Written task.
Can you write out the whole listing exactly?

--- BEGIN Extracted material ---

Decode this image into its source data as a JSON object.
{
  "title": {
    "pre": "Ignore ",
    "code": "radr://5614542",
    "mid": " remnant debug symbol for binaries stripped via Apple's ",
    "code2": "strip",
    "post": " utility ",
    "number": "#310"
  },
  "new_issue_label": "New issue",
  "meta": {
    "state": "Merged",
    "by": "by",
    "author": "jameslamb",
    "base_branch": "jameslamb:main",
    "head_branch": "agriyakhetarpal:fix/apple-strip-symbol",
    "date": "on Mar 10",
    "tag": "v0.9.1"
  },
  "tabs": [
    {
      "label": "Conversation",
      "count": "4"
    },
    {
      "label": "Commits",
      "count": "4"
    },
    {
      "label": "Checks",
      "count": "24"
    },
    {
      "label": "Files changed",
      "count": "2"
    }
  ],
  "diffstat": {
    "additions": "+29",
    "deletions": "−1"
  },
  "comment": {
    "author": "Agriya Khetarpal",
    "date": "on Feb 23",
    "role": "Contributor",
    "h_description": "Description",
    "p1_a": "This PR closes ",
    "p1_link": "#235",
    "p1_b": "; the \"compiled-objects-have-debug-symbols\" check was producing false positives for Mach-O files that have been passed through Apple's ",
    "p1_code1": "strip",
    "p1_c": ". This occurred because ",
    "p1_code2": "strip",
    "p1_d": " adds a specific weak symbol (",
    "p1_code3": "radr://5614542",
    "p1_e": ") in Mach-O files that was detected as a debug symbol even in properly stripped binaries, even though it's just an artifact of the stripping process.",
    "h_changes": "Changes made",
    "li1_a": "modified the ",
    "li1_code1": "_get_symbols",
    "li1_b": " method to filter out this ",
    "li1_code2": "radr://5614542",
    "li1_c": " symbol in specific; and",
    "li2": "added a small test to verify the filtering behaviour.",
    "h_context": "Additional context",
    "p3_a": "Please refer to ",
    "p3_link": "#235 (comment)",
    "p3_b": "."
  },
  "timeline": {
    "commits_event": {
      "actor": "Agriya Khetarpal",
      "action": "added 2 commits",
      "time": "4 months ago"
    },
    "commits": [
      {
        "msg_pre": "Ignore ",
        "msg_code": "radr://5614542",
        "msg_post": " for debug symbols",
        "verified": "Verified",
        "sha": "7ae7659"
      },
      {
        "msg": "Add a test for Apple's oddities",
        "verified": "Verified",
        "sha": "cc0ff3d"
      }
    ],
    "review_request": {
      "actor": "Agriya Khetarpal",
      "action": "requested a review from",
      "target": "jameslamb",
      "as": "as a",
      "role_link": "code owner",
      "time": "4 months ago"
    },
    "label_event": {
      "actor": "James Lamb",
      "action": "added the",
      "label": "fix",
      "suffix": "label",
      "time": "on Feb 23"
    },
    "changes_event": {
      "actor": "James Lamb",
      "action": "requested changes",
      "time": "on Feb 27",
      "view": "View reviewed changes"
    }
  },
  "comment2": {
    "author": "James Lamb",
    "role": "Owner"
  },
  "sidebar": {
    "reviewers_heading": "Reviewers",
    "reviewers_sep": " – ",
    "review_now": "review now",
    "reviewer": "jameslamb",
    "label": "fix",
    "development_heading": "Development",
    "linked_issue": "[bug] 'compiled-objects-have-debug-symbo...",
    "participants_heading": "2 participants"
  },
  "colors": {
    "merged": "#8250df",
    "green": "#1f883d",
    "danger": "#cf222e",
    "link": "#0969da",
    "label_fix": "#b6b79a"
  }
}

--- END Extracted material ---

Final result.
Decode this image into its source data as a JSON object.
{
  "title": {
    "pre": "Ignore ",
    "code": "radr://5614542",
    "mid": " remnant debug symbol for binaries stripped via Apple's ",
    "code2": "strip",
    "post": " utility ",
    "number": "#310"
  },
  "new_issue_label": "New issue",
  "meta": {
    "state": "Merged",
    "by": "by",
    "author": "jameslamb",
    "base_branch": "jameslamb:main",
    "head_branch": "agriyakhetarpal:fix/apple-strip-symbol",
    "date": "on Mar 10",
    "tag": "v0.9.1"
  },
  "tabs": [
    {
      "label": "Conversation",
      "count": "4"
    },
    {
      "label": "Commits",
      "count": "4"
    },
    {
      "label": "Checks",
      "count": "24"
    },
    {
      "label": "Files changed",
      "count": "2"
    }
  ],
  "diffstat": {
    "additions": "+29",
    "deletions": "−1"
  },
  "comment": {
    "author": "Agriya Khetarpal",
    "date": "on Feb 23",
    "role": "Contributor",
    "h_description": "Description",
    "p1_a": "This PR closes ",
    "p1_link": "#235",
    "p1_b": "; the \"compiled-objects-have-debug-symbols\" check was producing false positives for Mach-O files that have been passed through Apple's ",
    "p1_code1": "strip",
    "p1_c": ". This occurred because ",
    "p1_code2": "strip",
    "p1_d": " adds a specific weak symbol (",
    "p1_code3": "radr://5614542",
    "p1_e": ") in Mach-O files that was detected as a debug symbol even in properly stripped binaries, even though it's just an artifact of the stripping process.",
    "h_changes": "Changes made",
    "li1_a": "modified the ",
    "li1_code1": "_get_symbols",
    "li1_b": " method to filter out this ",
    "li1_code2": "radr://5614542",
    "li1_c": " symbol in specific; and",
    "li2": "added a small test to verify the filtering behaviour.",
    "h_context": "Additional context",
    "p3_a": "Please refer to ",
    "p3_link": "#235 (comment)",
    "p3_b": "."
  },
  "timeline": {
    "commits_event": {
      "actor": "Agriya Khetarpal",
      "action": "added 2 commits",
      "time": "4 months ago"
    },
    "commits": [
      {
        "msg_pre": "Ignore ",
        "msg_code": "radr://5614542",
        "msg_post": " for debug symbols",
        "verified": "Verified",
        "sha": "7ae7659"
      },
      {
        "msg": "Add a test for Apple's oddities",
        "verified": "Verified",
        "sha": "cc0ff3d"
      }
    ],
    "review_request": {
      "actor": "Agriya Khetarpal",
      "action": "requested a review from",
      "target": "jameslamb",
      "as": "as a",
      "role_link": "code owner",
      "time": "4 months ago"
    },
    "label_event": {
      "actor": "James Lamb",
      "action": "added the",
      "label": "fix",
      "suffix": "label",
      "time": "on Feb 23"
    },
    "changes_event": {
      "actor": "James Lamb",
      "action": "requested changes",
      "time": "on Feb 27",
      "view": "View reviewed changes"
    }
  },
  "comment2": {
    "author": "James Lamb",
    "role": "Owner"
  },
  "sidebar": {
    "reviewers_heading": "Reviewers",
    "reviewers_sep": " – ",
    "review_now": "review now",
    "reviewer": "jameslamb",
    "label": "fix",
    "development_heading": "Development",
    "linked_issue": "[bug] 'compiled-objects-have-debug-symbo...",
    "participants_heading": "2 participants"
  },
  "colors": {
    "merged": "#8250df",
    "green": "#1f883d",
    "danger": "#cf222e",
    "link": "#0969da",
    "label_fix": "#b6b79a"
  }
}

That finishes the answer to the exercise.